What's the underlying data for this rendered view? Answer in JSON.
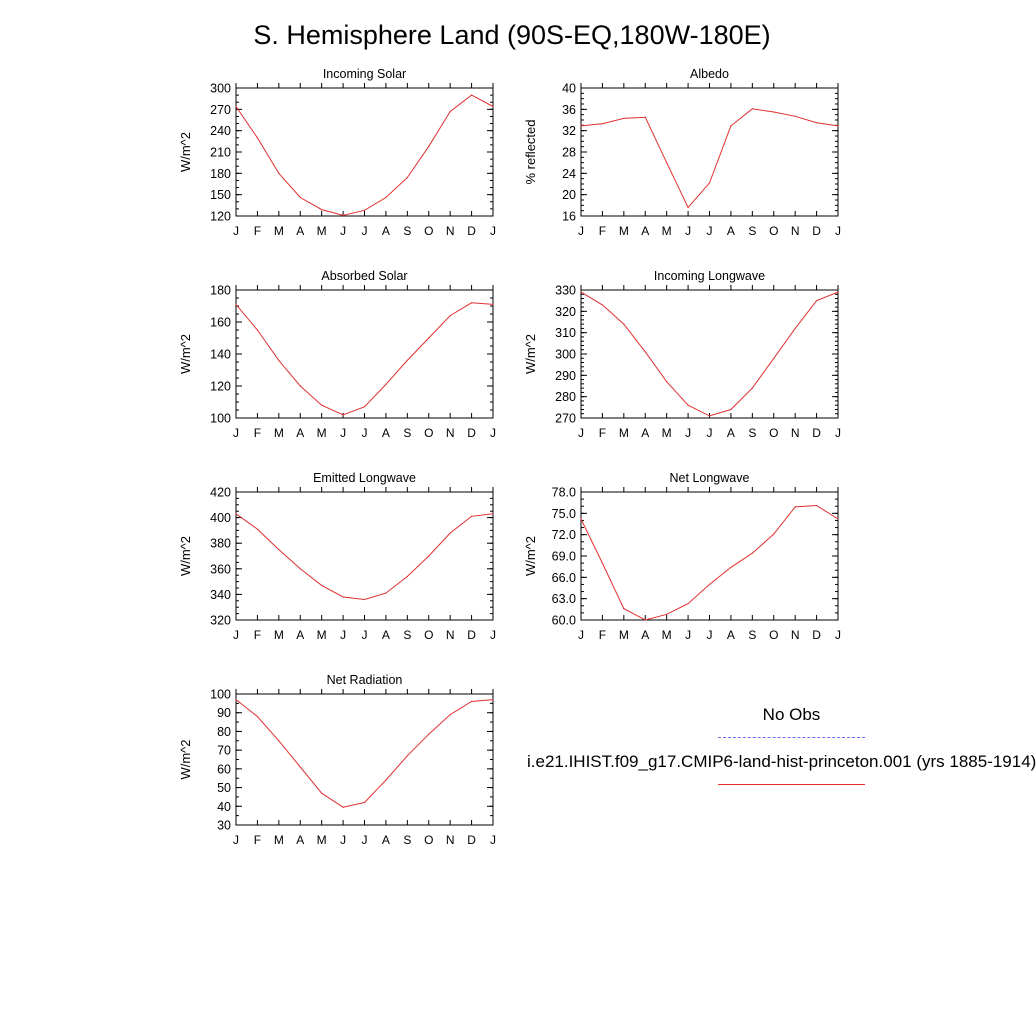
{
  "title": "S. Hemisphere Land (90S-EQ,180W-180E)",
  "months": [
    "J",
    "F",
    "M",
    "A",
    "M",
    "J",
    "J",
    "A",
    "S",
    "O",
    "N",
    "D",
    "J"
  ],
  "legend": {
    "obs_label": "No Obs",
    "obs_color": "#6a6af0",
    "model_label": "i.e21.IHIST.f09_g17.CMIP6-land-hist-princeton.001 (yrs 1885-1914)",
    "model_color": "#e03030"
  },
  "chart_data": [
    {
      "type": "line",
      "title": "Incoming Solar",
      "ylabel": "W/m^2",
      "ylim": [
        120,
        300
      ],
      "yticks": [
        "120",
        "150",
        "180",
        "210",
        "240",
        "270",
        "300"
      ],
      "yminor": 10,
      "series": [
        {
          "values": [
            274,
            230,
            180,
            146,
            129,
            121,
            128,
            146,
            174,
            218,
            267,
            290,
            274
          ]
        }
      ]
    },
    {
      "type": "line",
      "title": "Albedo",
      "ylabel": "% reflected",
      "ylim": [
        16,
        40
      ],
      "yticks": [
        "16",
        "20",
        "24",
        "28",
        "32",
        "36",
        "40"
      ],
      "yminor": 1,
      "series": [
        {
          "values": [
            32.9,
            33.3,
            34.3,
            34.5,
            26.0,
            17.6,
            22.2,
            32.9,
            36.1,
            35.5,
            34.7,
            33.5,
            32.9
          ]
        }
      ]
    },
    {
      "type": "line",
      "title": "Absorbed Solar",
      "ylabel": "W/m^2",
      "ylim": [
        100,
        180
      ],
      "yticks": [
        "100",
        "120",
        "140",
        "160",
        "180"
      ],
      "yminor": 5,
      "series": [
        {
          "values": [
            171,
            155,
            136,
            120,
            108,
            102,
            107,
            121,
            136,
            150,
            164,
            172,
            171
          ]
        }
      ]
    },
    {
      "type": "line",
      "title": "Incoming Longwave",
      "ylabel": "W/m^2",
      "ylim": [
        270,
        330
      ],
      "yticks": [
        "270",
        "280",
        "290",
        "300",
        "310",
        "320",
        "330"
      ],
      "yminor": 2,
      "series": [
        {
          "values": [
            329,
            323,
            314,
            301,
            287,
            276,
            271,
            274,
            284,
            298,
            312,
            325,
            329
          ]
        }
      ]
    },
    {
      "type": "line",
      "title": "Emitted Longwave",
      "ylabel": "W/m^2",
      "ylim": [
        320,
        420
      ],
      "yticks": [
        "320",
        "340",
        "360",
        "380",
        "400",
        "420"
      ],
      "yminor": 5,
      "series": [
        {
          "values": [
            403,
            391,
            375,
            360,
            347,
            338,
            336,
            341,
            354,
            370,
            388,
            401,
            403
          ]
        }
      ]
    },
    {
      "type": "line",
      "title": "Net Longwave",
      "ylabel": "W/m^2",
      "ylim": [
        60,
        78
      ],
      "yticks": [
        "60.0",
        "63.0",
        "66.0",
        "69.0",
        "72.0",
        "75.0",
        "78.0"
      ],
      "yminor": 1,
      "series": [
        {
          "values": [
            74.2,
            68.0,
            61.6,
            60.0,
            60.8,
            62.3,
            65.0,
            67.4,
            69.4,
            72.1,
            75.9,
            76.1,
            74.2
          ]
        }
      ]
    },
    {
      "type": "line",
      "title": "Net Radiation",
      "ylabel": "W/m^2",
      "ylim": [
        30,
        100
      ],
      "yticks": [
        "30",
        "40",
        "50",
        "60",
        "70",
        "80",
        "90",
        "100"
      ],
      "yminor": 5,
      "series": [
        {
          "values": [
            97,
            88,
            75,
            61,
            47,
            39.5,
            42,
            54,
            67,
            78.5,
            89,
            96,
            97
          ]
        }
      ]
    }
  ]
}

● ● ● ● ● ● ●

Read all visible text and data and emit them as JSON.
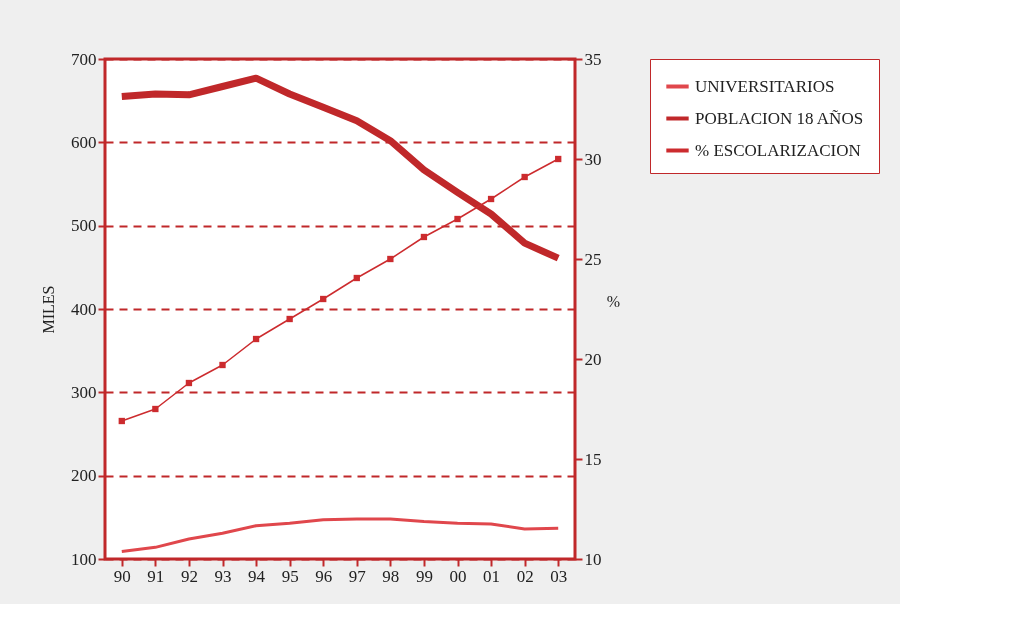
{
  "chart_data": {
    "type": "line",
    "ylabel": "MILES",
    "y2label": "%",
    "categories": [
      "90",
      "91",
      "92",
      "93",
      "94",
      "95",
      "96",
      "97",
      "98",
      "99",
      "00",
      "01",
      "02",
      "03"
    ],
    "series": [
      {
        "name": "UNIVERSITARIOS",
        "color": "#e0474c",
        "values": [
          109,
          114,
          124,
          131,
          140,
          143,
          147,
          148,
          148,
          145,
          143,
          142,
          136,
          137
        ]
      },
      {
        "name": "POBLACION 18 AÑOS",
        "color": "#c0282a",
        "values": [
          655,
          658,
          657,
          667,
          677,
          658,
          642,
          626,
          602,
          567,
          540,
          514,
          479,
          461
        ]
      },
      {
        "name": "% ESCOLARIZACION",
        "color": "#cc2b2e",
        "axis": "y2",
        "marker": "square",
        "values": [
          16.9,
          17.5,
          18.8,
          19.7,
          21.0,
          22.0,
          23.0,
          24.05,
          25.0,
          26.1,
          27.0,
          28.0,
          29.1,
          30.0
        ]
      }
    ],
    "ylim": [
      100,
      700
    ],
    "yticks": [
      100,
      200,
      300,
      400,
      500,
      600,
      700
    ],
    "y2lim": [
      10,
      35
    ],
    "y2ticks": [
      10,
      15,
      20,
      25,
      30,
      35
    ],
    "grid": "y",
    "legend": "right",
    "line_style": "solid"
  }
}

● ● ● ● ● ● ●

◆ **Short exercise**:
Count the lines of the data that contain the string "Solar", and reply with that number alone.

◆ **Result of this task**:
2